[Excerpts from a figure dataset]
_ _ _ _ _ _ _
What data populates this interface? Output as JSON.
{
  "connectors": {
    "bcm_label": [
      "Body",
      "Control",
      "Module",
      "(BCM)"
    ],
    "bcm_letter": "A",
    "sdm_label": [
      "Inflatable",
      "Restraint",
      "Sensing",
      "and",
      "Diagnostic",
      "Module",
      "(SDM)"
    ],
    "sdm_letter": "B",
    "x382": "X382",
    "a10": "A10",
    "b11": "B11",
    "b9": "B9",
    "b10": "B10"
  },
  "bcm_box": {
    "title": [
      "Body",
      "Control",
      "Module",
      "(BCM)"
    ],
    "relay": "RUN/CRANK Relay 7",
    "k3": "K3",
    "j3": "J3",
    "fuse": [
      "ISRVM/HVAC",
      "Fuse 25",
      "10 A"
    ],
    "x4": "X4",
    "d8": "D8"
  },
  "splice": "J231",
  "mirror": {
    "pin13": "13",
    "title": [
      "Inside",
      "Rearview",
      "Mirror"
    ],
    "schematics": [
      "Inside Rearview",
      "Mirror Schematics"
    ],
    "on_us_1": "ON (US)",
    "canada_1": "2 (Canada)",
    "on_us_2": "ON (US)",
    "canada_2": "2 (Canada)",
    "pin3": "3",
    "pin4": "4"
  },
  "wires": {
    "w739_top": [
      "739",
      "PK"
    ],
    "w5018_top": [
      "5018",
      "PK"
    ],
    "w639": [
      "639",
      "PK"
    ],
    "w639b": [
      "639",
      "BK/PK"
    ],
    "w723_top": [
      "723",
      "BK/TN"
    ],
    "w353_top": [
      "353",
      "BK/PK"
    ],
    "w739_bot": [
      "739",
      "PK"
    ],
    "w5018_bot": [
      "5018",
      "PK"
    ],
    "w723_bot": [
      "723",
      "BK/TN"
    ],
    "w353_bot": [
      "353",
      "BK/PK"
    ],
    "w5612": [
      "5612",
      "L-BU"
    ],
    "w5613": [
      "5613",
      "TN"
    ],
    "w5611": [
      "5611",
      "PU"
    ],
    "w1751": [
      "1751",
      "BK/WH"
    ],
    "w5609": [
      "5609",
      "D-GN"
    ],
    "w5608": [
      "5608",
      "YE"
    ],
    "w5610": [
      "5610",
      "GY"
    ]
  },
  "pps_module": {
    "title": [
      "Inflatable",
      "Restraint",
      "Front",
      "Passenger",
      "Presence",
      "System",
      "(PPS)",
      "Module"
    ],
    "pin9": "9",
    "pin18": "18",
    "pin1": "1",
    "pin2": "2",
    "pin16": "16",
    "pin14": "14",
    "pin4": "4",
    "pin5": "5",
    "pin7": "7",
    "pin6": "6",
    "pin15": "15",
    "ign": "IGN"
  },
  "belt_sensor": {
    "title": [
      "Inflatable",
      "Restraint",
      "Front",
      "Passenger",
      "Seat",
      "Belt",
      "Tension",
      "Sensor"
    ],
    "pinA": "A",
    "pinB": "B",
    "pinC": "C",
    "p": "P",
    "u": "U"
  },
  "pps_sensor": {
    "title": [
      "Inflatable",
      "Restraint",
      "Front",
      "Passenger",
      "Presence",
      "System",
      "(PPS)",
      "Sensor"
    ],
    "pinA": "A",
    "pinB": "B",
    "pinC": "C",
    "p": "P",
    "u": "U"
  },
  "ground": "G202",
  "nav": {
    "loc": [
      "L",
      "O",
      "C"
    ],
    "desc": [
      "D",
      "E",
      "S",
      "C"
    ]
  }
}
_ _ _ _ _ _ _
● **What you have to do**: Each line of the listing should be echoed back exactly.

● **Exercise answer**:
What data populates this interface? Output as JSON.
{
  "connectors": {
    "bcm_label": [
      "Body",
      "Control",
      "Module",
      "(BCM)"
    ],
    "bcm_letter": "A",
    "sdm_label": [
      "Inflatable",
      "Restraint",
      "Sensing",
      "and",
      "Diagnostic",
      "Module",
      "(SDM)"
    ],
    "sdm_letter": "B",
    "x382": "X382",
    "a10": "A10",
    "b11": "B11",
    "b9": "B9",
    "b10": "B10"
  },
  "bcm_box": {
    "title": [
      "Body",
      "Control",
      "Module",
      "(BCM)"
    ],
    "relay": "RUN/CRANK Relay 7",
    "k3": "K3",
    "j3": "J3",
    "fuse": [
      "ISRVM/HVAC",
      "Fuse 25",
      "10 A"
    ],
    "x4": "X4",
    "d8": "D8"
  },
  "splice": "J231",
  "mirror": {
    "pin13": "13",
    "title": [
      "Inside",
      "Rearview",
      "Mirror"
    ],
    "schematics": [
      "Inside Rearview",
      "Mirror Schematics"
    ],
    "on_us_1": "ON (US)",
    "canada_1": "2 (Canada)",
    "on_us_2": "ON (US)",
    "canada_2": "2 (Canada)",
    "pin3": "3",
    "pin4": "4"
  },
  "wires": {
    "w739_top": [
      "739",
      "PK"
    ],
    "w5018_top": [
      "5018",
      "PK"
    ],
    "w639": [
      "639",
      "PK"
    ],
    "w639b": [
      "639",
      "BK/PK"
    ],
    "w723_top": [
      "723",
      "BK/TN"
    ],
    "w353_top": [
      "353",
      "BK/PK"
    ],
    "w739_bot": [
      "739",
      "PK"
    ],
    "w5018_bot": [
      "5018",
      "PK"
    ],
    "w723_bot": [
      "723",
      "BK/TN"
    ],
    "w353_bot": [
      "353",
      "BK/PK"
    ],
    "w5612": [
      "5612",
      "L-BU"
    ],
    "w5613": [
      "5613",
      "TN"
    ],
    "w5611": [
      "5611",
      "PU"
    ],
    "w1751": [
      "1751",
      "BK/WH"
    ],
    "w5609": [
      "5609",
      "D-GN"
    ],
    "w5608": [
      "5608",
      "YE"
    ],
    "w5610": [
      "5610",
      "GY"
    ]
  },
  "pps_module": {
    "title": [
      "Inflatable",
      "Restraint",
      "Front",
      "Passenger",
      "Presence",
      "System",
      "(PPS)",
      "Module"
    ],
    "pin9": "9",
    "pin18": "18",
    "pin1": "1",
    "pin2": "2",
    "pin16": "16",
    "pin14": "14",
    "pin4": "4",
    "pin5": "5",
    "pin7": "7",
    "pin6": "6",
    "pin15": "15",
    "ign": "IGN"
  },
  "belt_sensor": {
    "title": [
      "Inflatable",
      "Restraint",
      "Front",
      "Passenger",
      "Seat",
      "Belt",
      "Tension",
      "Sensor"
    ],
    "pinA": "A",
    "pinB": "B",
    "pinC": "C",
    "p": "P",
    "u": "U"
  },
  "pps_sensor": {
    "title": [
      "Inflatable",
      "Restraint",
      "Front",
      "Passenger",
      "Presence",
      "System",
      "(PPS)",
      "Sensor"
    ],
    "pinA": "A",
    "pinB": "B",
    "pinC": "C",
    "p": "P",
    "u": "U"
  },
  "ground": "G202",
  "nav": {
    "loc": [
      "L",
      "O",
      "C"
    ],
    "desc": [
      "D",
      "E",
      "S",
      "C"
    ]
  }
}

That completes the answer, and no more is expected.